— BEGIN Material for this task —
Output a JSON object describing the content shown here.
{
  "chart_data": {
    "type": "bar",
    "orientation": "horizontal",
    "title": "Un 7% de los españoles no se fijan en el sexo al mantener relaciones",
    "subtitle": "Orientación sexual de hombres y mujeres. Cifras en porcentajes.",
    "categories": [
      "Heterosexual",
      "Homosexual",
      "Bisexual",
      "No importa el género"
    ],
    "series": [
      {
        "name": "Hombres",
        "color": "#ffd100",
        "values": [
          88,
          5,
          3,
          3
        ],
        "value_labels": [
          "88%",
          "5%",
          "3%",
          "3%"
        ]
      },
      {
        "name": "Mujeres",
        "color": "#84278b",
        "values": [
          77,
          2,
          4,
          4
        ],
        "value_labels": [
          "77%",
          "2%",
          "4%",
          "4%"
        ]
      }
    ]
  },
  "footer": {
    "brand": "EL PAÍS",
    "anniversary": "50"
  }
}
— END Material for this task —
— BEGIN Material for this task —
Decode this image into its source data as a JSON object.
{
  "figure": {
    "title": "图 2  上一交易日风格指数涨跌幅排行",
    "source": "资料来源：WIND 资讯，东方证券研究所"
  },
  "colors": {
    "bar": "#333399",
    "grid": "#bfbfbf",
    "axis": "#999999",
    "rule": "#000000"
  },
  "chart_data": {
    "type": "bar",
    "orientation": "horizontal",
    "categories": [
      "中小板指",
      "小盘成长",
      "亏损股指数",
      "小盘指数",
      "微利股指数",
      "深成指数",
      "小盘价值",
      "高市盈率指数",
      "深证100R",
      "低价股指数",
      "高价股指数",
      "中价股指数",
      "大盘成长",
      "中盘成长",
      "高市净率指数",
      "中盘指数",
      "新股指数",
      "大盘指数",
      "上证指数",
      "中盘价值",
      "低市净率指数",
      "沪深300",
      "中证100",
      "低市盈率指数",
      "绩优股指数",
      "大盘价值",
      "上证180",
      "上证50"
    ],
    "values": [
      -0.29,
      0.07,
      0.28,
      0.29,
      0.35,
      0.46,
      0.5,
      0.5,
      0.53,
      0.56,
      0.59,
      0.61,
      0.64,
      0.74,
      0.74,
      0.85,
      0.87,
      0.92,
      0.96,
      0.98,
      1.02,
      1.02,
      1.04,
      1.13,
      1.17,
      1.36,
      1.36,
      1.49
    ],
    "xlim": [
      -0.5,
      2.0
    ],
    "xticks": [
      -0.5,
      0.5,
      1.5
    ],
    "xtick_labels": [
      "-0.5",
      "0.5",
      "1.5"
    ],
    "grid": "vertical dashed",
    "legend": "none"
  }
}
— END Material for this task —
What to produce>
How many lines of these entries hold the string "object"? Answer with the number alone.

Worked answer>
2